▸ **DIRECTION**: In how many lines of the data does the word "this" appear? Give the number by itself.
————————
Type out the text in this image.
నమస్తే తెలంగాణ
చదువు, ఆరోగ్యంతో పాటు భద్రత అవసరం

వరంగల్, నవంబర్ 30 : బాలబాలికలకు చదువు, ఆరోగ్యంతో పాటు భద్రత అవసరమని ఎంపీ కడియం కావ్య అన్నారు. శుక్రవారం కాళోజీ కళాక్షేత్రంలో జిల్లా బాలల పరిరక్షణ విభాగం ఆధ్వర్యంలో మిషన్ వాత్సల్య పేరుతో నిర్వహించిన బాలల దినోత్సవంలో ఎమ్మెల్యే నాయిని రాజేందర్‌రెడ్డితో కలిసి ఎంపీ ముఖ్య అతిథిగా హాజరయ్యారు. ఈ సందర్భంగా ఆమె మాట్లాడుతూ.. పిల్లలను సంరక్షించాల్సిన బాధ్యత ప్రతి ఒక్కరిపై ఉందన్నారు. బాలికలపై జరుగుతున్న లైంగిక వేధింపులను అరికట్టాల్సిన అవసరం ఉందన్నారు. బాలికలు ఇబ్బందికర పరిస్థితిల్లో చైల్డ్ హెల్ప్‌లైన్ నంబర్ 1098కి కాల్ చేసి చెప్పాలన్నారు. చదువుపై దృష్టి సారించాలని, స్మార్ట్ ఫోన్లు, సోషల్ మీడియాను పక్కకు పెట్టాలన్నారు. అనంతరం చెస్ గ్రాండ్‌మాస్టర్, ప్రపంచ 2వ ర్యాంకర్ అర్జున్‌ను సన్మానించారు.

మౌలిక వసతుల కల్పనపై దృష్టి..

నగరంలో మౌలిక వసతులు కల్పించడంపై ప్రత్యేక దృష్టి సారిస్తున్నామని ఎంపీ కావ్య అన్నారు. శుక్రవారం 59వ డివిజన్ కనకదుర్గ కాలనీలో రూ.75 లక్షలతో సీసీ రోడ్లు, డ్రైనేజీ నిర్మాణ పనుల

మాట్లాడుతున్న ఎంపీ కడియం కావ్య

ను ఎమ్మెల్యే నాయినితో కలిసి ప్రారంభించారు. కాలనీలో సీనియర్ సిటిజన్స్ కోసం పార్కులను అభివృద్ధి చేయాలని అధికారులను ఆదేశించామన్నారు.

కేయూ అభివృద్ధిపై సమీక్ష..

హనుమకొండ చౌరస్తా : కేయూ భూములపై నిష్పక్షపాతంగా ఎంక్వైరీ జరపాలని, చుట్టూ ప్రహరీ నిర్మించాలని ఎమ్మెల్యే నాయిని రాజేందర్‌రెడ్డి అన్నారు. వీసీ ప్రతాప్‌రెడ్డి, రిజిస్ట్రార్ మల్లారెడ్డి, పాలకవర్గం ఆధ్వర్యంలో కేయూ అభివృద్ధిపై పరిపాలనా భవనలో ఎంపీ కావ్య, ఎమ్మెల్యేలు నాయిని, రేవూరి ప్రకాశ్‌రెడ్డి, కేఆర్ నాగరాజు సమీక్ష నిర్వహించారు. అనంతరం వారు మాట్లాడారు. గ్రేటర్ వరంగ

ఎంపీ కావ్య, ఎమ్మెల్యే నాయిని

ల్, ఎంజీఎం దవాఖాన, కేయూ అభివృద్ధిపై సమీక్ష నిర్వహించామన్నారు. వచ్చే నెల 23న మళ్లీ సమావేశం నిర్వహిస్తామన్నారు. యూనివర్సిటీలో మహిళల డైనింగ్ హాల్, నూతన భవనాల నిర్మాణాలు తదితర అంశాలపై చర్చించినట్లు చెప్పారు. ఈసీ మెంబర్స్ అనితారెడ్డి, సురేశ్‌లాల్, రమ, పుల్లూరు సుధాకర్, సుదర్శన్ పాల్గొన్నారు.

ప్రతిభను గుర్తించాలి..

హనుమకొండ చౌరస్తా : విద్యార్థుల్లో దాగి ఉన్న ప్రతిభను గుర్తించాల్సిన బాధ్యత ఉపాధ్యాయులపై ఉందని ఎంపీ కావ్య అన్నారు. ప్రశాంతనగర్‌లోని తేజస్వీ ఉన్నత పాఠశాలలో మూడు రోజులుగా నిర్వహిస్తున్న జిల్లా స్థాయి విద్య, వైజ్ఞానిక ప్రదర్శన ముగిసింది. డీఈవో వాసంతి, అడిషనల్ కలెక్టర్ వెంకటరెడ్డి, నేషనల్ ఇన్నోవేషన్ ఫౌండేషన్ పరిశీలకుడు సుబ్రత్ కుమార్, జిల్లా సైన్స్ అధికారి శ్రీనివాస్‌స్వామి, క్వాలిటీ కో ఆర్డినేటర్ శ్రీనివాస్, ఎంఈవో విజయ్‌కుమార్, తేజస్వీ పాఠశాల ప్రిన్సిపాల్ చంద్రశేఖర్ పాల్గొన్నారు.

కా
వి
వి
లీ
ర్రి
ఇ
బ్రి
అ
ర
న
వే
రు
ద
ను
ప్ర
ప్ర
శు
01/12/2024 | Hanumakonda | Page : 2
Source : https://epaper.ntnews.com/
————————
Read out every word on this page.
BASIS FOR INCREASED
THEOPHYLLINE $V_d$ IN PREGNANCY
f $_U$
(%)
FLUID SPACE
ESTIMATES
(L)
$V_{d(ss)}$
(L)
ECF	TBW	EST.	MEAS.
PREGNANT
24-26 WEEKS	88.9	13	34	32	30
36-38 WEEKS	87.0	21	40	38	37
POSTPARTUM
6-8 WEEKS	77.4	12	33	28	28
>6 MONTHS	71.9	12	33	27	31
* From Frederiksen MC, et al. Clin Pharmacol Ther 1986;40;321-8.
————————
▸ **THE RESULT**: 2